▶ _MATERIAL TO PROCESS_
════════════════════

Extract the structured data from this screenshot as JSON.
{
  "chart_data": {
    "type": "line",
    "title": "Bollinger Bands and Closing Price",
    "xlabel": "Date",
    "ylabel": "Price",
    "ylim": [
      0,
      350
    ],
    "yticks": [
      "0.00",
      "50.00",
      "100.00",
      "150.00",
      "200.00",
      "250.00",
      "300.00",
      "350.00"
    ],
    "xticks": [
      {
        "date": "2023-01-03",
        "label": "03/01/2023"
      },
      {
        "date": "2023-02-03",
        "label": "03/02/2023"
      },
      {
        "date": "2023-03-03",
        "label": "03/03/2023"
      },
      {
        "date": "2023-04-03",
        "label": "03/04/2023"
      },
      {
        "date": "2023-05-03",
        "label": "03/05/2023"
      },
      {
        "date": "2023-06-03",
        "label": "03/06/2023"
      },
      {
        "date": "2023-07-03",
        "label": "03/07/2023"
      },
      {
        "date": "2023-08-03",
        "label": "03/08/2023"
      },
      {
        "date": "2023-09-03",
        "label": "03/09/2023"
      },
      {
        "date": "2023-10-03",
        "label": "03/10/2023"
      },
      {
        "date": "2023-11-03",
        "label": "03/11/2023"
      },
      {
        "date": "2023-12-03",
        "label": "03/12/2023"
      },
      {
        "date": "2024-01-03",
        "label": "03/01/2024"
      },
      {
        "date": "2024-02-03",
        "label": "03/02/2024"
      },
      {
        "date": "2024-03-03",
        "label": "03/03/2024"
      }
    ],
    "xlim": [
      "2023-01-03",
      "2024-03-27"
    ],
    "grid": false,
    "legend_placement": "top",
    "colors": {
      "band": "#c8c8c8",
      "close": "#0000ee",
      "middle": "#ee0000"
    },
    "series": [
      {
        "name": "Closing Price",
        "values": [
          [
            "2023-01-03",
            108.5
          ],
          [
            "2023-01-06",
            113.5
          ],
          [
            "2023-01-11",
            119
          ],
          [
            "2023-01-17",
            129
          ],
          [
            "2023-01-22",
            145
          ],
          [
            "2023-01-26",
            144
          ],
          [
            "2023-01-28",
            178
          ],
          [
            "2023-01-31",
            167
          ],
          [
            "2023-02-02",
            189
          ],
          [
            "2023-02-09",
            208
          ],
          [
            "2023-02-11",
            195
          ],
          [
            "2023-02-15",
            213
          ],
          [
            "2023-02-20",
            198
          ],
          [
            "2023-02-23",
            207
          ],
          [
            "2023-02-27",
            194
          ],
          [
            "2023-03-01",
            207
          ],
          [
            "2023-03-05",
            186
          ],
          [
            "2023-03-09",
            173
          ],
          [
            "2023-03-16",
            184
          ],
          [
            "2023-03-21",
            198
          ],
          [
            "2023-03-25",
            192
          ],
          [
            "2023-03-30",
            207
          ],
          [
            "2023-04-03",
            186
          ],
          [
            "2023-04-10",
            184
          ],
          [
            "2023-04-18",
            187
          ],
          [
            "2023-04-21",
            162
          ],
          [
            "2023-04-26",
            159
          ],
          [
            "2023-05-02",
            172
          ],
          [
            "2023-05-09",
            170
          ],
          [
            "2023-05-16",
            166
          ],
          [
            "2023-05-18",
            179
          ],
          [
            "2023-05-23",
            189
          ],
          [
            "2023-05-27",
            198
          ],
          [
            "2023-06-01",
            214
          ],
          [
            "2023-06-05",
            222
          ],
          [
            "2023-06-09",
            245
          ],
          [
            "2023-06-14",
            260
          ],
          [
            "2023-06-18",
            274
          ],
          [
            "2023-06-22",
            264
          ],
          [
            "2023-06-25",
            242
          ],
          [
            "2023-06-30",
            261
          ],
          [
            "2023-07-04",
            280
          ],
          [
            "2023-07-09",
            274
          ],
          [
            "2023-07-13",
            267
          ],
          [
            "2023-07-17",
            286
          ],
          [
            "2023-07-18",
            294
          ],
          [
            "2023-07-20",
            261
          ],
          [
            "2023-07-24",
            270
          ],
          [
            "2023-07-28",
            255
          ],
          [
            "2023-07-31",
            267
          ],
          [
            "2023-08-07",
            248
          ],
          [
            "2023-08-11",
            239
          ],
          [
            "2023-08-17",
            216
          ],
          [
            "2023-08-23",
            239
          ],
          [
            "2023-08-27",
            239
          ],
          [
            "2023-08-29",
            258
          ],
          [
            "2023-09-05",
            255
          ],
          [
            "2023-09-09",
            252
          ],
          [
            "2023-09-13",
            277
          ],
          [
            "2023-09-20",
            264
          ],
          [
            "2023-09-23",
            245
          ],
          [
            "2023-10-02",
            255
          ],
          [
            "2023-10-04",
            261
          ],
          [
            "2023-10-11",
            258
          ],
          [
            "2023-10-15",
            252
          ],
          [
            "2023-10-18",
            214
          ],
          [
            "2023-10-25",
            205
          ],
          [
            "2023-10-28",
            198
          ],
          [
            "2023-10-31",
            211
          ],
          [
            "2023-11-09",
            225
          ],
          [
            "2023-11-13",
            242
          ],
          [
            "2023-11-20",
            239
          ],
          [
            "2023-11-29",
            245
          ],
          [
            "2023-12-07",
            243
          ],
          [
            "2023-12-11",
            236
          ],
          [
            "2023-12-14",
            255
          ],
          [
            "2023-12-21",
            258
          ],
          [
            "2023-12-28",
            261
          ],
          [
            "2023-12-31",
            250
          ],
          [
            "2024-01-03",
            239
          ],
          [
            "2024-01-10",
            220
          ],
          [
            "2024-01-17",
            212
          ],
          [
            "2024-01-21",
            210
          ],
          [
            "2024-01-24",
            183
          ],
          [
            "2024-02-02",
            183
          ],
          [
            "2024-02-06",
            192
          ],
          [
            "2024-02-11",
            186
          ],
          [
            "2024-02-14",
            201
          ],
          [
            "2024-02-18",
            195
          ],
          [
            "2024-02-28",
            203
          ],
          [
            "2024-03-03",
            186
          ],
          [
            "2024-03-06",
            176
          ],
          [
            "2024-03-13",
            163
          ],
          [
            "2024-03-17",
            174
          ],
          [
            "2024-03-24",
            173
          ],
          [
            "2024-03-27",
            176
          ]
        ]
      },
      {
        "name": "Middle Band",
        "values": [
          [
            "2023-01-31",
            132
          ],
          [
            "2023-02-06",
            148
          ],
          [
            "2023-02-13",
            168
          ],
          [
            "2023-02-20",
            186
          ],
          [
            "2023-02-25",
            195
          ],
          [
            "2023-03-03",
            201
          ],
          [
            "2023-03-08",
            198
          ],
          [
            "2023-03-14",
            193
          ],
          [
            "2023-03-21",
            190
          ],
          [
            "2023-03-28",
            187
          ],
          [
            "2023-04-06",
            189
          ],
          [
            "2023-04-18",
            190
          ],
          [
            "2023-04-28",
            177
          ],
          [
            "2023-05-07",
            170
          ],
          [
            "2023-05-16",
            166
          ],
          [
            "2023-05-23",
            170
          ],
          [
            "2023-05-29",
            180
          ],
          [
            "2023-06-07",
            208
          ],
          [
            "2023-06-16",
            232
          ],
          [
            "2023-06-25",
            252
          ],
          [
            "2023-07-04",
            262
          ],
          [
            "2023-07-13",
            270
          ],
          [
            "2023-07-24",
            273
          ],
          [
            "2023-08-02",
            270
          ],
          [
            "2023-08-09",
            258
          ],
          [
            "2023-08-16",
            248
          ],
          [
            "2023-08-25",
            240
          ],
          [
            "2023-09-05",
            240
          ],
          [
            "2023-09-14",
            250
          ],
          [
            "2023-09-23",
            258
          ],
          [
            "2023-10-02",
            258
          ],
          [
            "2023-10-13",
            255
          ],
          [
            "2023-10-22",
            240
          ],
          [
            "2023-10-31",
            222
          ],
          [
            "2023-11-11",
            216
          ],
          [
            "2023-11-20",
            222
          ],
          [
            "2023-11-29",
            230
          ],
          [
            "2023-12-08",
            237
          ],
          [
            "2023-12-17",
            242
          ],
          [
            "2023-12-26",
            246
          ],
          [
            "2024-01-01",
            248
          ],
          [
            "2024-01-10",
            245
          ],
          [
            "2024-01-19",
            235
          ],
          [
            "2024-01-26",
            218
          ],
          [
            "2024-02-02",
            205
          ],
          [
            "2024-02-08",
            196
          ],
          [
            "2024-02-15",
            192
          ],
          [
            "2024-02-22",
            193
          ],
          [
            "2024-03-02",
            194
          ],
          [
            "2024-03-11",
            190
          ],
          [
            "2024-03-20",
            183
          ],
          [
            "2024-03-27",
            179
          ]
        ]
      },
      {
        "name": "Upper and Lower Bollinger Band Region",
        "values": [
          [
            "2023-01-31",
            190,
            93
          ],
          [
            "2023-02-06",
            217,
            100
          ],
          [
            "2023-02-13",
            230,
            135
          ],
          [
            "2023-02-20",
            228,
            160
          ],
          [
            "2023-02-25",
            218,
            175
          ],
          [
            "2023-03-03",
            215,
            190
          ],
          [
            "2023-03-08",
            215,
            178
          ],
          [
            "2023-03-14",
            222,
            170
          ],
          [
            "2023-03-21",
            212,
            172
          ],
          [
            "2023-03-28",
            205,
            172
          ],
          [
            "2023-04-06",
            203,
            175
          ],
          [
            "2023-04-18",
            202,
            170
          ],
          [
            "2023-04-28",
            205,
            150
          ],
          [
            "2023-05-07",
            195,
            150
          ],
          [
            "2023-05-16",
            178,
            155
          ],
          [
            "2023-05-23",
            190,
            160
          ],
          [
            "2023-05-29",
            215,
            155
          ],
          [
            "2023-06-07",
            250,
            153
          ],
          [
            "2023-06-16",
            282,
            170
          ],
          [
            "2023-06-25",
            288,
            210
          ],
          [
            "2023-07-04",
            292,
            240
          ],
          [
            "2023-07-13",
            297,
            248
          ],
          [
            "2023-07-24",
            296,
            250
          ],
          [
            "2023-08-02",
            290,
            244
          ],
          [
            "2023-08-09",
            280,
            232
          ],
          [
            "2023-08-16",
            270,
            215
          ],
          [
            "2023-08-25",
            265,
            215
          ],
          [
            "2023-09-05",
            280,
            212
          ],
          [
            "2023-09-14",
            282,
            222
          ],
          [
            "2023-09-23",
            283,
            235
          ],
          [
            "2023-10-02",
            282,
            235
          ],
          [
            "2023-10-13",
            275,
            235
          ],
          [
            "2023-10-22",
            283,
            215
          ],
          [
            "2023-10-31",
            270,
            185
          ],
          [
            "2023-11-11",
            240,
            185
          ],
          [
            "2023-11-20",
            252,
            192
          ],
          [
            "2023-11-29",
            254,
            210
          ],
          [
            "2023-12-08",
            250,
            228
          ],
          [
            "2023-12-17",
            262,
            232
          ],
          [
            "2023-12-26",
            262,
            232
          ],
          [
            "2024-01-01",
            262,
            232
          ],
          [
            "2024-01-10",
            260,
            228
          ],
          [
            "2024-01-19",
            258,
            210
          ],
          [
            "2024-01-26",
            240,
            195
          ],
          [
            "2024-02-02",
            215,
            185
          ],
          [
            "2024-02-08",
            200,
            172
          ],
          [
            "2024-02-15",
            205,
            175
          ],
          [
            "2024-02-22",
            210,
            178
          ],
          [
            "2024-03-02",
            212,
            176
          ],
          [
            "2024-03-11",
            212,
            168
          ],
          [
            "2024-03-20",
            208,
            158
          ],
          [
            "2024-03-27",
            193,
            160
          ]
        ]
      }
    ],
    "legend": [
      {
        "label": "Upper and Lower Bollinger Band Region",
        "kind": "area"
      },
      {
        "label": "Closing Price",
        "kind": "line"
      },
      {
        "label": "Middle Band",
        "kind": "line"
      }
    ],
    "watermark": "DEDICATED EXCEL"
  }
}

════════════════════

▶ _WHAT IS ASKED_
Only the number is needed: state how many lines in the listing contain "Price".

▶ _TASK SOLUTION_
4